= Record extracts =
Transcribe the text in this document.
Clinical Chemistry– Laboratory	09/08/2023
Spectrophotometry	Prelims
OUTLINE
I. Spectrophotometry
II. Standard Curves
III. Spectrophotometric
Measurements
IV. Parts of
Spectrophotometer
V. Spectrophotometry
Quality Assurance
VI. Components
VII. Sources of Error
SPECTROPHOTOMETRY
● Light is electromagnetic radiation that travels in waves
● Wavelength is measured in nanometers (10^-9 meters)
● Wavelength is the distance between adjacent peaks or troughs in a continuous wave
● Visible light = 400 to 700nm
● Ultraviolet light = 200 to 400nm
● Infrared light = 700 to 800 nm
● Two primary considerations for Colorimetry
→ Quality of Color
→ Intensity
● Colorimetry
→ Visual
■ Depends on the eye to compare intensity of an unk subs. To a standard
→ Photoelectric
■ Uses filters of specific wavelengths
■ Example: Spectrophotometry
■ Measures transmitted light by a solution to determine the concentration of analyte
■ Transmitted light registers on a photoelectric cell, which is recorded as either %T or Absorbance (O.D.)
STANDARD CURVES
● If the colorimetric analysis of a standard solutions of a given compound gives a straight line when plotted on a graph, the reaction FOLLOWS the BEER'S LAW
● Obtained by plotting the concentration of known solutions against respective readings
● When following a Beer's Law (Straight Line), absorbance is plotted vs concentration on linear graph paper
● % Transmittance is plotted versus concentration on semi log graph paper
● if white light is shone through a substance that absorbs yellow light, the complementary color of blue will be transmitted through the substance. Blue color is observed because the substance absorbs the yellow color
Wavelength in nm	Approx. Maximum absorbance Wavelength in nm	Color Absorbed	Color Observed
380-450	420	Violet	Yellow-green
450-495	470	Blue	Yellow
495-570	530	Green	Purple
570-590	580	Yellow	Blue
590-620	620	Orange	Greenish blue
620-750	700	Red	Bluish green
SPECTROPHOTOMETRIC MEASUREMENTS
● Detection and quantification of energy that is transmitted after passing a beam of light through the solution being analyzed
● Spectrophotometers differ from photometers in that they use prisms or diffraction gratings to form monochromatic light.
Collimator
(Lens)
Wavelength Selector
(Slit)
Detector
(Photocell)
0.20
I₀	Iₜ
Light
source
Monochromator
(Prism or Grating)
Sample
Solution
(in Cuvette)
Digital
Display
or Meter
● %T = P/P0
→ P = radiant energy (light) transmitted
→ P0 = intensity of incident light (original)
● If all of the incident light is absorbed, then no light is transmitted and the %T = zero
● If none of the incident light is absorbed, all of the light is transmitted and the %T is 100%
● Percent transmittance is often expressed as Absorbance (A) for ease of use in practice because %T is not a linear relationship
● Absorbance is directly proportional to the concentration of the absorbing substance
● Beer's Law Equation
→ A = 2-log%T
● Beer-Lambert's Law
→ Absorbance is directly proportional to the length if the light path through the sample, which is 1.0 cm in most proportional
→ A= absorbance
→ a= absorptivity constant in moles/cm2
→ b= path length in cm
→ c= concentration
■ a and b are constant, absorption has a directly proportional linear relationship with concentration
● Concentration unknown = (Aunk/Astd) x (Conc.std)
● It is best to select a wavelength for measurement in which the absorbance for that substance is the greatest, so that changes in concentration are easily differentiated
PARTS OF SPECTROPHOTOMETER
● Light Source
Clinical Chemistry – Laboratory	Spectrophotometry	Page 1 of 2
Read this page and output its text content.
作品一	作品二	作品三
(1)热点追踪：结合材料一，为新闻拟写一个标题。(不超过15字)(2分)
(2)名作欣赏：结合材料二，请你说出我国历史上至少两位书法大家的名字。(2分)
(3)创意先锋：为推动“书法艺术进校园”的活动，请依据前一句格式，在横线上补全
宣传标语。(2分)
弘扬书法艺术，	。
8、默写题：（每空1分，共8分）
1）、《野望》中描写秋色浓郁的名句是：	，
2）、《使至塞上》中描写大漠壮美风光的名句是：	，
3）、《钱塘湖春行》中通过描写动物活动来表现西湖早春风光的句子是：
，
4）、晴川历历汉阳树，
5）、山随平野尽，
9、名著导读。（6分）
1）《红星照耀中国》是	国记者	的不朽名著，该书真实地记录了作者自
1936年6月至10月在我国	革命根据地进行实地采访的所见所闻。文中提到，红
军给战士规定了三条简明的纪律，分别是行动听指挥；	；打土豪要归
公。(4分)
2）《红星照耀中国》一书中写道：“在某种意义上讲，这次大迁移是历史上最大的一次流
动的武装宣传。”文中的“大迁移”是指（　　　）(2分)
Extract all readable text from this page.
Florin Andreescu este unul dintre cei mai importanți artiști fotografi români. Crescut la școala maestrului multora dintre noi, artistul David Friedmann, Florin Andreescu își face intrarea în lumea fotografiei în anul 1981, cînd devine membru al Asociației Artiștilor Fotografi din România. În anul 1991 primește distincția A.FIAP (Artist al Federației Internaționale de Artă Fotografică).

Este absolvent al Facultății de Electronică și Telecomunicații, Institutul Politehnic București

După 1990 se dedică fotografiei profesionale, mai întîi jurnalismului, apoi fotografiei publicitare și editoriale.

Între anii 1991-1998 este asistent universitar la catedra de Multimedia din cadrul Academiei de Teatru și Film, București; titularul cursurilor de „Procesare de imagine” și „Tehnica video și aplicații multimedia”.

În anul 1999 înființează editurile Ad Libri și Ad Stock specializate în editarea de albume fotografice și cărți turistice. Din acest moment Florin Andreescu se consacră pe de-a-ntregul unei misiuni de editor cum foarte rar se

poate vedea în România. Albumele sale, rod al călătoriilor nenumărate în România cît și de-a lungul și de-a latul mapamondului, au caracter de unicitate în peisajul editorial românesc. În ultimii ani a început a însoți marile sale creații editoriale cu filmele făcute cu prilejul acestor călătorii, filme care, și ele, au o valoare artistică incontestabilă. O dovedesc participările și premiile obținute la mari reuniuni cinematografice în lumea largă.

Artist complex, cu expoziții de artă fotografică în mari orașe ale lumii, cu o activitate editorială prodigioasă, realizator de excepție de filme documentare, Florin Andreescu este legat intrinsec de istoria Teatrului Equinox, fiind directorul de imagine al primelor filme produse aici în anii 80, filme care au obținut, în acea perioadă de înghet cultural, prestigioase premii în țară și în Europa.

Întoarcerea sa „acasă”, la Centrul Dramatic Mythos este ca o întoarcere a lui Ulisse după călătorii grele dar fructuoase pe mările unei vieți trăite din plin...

= Goal =
Look through the records and gather every line containing "this".

= Written response =
Transcribe the text in this document.
Read this page and output its text content.
Extract all readable text from this page.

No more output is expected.